> **Directions**:
Single out each line with the word "TradingView" and copy it.

Figure data in JSON:
>> begin

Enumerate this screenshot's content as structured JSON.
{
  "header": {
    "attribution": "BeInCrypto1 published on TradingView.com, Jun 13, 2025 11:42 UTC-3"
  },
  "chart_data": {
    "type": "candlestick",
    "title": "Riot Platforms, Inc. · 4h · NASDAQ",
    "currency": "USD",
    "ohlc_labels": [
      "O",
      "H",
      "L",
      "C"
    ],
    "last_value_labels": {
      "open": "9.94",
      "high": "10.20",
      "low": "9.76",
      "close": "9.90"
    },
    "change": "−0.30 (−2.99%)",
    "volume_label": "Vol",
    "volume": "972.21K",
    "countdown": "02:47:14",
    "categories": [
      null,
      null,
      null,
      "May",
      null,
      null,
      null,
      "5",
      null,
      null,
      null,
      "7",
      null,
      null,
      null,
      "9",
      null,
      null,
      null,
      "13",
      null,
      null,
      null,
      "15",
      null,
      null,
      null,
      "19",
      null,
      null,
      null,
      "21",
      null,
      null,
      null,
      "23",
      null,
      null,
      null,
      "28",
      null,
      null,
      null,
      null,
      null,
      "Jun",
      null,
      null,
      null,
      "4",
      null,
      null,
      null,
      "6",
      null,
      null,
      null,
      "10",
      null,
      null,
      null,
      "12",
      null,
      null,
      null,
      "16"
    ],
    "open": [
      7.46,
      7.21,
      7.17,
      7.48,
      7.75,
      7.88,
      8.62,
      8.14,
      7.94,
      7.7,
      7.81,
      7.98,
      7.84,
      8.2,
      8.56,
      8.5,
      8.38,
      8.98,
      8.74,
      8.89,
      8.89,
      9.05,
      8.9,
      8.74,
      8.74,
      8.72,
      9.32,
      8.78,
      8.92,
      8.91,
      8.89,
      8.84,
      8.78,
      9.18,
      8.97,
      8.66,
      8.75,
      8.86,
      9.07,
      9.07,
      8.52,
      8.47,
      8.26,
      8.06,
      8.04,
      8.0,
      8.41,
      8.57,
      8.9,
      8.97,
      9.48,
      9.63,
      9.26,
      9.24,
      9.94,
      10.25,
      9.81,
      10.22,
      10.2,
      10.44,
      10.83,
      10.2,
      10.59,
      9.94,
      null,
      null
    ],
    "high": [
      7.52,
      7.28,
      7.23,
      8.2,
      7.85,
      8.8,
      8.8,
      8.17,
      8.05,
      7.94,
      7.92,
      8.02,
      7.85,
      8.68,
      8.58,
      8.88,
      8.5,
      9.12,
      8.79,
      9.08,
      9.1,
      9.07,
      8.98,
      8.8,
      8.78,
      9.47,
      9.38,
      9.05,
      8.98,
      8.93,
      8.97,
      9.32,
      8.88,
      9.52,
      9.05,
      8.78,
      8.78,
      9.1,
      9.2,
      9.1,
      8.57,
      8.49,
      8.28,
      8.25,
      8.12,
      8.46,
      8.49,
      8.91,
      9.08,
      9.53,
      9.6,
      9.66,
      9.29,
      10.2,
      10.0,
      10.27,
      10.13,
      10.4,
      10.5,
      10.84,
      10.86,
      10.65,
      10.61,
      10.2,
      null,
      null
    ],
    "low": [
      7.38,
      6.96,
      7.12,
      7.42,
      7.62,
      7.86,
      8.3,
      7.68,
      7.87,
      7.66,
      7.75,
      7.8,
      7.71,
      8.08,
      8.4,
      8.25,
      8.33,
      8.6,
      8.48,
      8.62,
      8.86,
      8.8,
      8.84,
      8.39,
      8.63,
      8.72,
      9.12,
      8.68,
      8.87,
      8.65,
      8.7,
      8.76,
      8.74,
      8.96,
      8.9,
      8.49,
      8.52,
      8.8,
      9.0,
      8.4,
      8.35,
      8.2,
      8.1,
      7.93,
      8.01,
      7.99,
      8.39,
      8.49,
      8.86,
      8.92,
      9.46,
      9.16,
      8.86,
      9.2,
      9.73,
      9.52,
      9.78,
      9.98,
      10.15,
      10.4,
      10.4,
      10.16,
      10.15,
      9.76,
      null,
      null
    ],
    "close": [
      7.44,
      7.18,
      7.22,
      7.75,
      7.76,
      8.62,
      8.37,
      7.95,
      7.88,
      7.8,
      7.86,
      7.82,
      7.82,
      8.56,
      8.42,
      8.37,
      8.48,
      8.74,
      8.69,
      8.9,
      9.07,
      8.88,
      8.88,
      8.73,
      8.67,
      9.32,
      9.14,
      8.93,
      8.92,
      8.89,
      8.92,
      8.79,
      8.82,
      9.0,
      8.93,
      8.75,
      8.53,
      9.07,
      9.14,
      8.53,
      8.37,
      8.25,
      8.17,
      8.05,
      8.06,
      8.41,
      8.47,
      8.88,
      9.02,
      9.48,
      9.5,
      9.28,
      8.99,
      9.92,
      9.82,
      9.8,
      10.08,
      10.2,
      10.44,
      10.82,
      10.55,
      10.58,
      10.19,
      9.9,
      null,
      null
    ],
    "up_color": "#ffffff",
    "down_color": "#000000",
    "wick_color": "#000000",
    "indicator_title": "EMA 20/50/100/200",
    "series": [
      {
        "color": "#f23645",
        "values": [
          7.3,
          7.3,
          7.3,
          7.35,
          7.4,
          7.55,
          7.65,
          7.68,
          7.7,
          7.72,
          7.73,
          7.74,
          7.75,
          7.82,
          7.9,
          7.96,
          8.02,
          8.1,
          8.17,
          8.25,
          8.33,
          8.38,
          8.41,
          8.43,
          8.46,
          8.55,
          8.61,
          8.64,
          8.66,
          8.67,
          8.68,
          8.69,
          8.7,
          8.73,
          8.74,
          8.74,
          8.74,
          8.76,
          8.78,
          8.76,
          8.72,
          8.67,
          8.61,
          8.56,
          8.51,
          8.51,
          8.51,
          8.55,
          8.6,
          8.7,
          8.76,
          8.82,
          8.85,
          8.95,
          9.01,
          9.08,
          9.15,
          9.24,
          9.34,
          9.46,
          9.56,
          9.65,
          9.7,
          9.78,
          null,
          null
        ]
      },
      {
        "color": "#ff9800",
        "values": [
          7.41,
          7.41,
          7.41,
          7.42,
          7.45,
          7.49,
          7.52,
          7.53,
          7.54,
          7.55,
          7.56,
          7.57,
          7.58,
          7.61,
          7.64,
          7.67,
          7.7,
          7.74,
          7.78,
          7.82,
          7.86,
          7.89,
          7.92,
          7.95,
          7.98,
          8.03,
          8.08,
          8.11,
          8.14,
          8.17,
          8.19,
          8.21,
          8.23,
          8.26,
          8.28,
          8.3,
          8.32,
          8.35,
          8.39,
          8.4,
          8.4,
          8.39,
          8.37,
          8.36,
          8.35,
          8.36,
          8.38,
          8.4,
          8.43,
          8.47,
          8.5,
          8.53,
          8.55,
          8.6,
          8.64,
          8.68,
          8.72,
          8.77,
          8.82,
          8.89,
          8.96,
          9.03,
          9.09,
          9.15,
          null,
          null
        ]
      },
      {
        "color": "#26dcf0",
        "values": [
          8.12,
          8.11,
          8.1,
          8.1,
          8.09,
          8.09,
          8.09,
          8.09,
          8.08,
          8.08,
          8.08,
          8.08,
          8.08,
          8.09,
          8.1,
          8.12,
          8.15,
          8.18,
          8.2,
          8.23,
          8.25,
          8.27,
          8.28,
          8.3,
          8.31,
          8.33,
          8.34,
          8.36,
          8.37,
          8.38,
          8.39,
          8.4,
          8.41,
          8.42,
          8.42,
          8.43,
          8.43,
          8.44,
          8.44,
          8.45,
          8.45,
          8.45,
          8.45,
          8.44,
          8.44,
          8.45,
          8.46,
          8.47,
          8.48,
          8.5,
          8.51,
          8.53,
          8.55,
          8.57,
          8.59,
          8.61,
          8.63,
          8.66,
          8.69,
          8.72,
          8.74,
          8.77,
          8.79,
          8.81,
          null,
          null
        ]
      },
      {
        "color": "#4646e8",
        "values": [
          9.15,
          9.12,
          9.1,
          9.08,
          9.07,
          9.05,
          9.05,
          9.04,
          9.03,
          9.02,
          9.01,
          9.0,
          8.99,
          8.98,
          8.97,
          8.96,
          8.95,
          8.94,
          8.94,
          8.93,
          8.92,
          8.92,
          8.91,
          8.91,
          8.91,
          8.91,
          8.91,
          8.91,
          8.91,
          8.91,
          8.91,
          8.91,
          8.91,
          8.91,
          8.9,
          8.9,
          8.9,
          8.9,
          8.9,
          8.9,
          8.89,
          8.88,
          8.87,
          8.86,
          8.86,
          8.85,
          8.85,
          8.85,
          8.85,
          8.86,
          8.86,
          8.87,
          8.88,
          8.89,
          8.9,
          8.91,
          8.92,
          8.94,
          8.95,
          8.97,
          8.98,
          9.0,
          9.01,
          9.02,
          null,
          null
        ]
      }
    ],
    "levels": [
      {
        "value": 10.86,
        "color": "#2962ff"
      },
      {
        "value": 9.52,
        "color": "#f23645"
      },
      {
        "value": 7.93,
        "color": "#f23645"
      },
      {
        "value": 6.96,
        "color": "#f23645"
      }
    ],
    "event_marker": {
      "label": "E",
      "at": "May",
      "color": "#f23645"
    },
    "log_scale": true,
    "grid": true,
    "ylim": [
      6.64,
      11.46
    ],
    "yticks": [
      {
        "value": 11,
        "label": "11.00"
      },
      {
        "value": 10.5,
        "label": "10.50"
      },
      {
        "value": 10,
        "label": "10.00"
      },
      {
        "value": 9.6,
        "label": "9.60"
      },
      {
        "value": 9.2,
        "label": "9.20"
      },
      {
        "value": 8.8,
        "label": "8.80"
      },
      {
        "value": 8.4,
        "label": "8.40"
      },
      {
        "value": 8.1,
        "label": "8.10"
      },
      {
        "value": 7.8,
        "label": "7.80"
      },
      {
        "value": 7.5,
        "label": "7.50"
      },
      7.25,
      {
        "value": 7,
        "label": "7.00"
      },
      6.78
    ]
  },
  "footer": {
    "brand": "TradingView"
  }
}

>> end

> **Response to this exercise**:
    "attribution": "BeInCrypto1 published on TradingView.com, Jun 13, 2025 11:42 UTC-3"
    "brand": "TradingView"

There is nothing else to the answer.